◆ The problem
Quote the listing below in its entirety.

◆ Input data
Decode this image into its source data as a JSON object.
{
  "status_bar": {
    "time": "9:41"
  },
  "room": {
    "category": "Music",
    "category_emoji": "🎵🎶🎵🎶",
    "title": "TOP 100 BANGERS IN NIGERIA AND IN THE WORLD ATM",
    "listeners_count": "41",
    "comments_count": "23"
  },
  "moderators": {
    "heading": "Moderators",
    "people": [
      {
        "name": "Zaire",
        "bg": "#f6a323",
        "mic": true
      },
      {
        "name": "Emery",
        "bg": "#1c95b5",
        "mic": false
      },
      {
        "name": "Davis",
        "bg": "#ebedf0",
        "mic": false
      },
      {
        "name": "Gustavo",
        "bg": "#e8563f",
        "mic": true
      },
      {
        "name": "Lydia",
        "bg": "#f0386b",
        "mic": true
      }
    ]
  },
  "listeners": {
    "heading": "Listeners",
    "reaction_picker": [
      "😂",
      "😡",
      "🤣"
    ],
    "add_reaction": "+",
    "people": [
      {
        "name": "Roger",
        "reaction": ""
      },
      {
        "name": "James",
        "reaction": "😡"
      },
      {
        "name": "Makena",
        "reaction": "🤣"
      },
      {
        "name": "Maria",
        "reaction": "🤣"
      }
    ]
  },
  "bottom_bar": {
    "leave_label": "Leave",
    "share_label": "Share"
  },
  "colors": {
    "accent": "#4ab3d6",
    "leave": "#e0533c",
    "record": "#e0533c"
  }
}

◆ The response
Decode this image into its source data as a JSON object.
{
  "status_bar": {
    "time": "9:41"
  },
  "room": {
    "category": "Music",
    "category_emoji": "🎵🎶🎵🎶",
    "title": "TOP 100 BANGERS IN NIGERIA AND IN THE WORLD ATM",
    "listeners_count": "41",
    "comments_count": "23"
  },
  "moderators": {
    "heading": "Moderators",
    "people": [
      {
        "name": "Zaire",
        "bg": "#f6a323",
        "mic": true
      },
      {
        "name": "Emery",
        "bg": "#1c95b5",
        "mic": false
      },
      {
        "name": "Davis",
        "bg": "#ebedf0",
        "mic": false
      },
      {
        "name": "Gustavo",
        "bg": "#e8563f",
        "mic": true
      },
      {
        "name": "Lydia",
        "bg": "#f0386b",
        "mic": true
      }
    ]
  },
  "listeners": {
    "heading": "Listeners",
    "reaction_picker": [
      "😂",
      "😡",
      "🤣"
    ],
    "add_reaction": "+",
    "people": [
      {
        "name": "Roger",
        "reaction": ""
      },
      {
        "name": "James",
        "reaction": "😡"
      },
      {
        "name": "Makena",
        "reaction": "🤣"
      },
      {
        "name": "Maria",
        "reaction": "🤣"
      }
    ]
  },
  "bottom_bar": {
    "leave_label": "Leave",
    "share_label": "Share"
  },
  "colors": {
    "accent": "#4ab3d6",
    "leave": "#e0533c",
    "record": "#e0533c"
  }
}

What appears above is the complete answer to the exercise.